AIM ▸ Will you write out the data exactly, excluding every picture?

RECORDS SUPPLIED ▸

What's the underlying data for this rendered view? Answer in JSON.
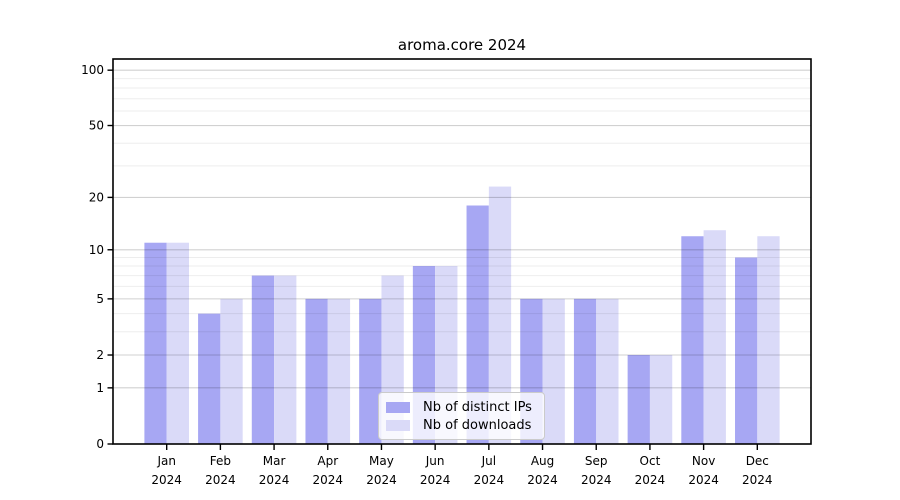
{
  "chart_data": {
    "type": "bar",
    "title": "aroma.core 2024",
    "categories": [
      "Jan",
      "Feb",
      "Mar",
      "Apr",
      "May",
      "Jun",
      "Jul",
      "Aug",
      "Sep",
      "Oct",
      "Nov",
      "Dec"
    ],
    "year_label": "2024",
    "series": [
      {
        "name": "Nb of distinct IPs",
        "color": "#a7a7f3",
        "values": [
          11,
          4,
          7,
          5,
          5,
          8,
          18,
          5,
          5,
          2,
          12,
          9
        ]
      },
      {
        "name": "Nb of downloads",
        "color": "#dadaf8",
        "values": [
          11,
          5,
          7,
          5,
          7,
          8,
          23,
          5,
          5,
          2,
          13,
          12
        ]
      }
    ],
    "xlabel": "",
    "ylabel": "",
    "yscale": "log1p",
    "ylim": [
      0,
      115
    ],
    "yticks_major": [
      0,
      1,
      2,
      5,
      10,
      20,
      50,
      100
    ],
    "yticks_minor": [
      3,
      4,
      6,
      7,
      8,
      9,
      30,
      40,
      60,
      70,
      80,
      90
    ],
    "grid": true,
    "legend_position": "bottom-center"
  },
  "colors": {
    "grid_major": "rgba(0,0,0,0.18)",
    "grid_minor": "rgba(0,0,0,0.07)",
    "spine": "#000000",
    "background": "#ffffff"
  }
}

REPLY TO THE TASK ▸
What's the underlying data for this rendered view? Answer in JSON.
{
  "chart_data": {
    "type": "bar",
    "title": "aroma.core 2024",
    "categories": [
      "Jan",
      "Feb",
      "Mar",
      "Apr",
      "May",
      "Jun",
      "Jul",
      "Aug",
      "Sep",
      "Oct",
      "Nov",
      "Dec"
    ],
    "year_label": "2024",
    "series": [
      {
        "name": "Nb of distinct IPs",
        "color": "#a7a7f3",
        "values": [
          11,
          4,
          7,
          5,
          5,
          8,
          18,
          5,
          5,
          2,
          12,
          9
        ]
      },
      {
        "name": "Nb of downloads",
        "color": "#dadaf8",
        "values": [
          11,
          5,
          7,
          5,
          7,
          8,
          23,
          5,
          5,
          2,
          13,
          12
        ]
      }
    ],
    "xlabel": "",
    "ylabel": "",
    "yscale": "log1p",
    "ylim": [
      0,
      115
    ],
    "yticks_major": [
      0,
      1,
      2,
      5,
      10,
      20,
      50,
      100
    ],
    "yticks_minor": [
      3,
      4,
      6,
      7,
      8,
      9,
      30,
      40,
      60,
      70,
      80,
      90
    ],
    "grid": true,
    "legend_position": "bottom-center"
  },
  "colors": {
    "grid_major": "rgba(0,0,0,0.18)",
    "grid_minor": "rgba(0,0,0,0.07)",
    "spine": "#000000",
    "background": "#ffffff"
  }
}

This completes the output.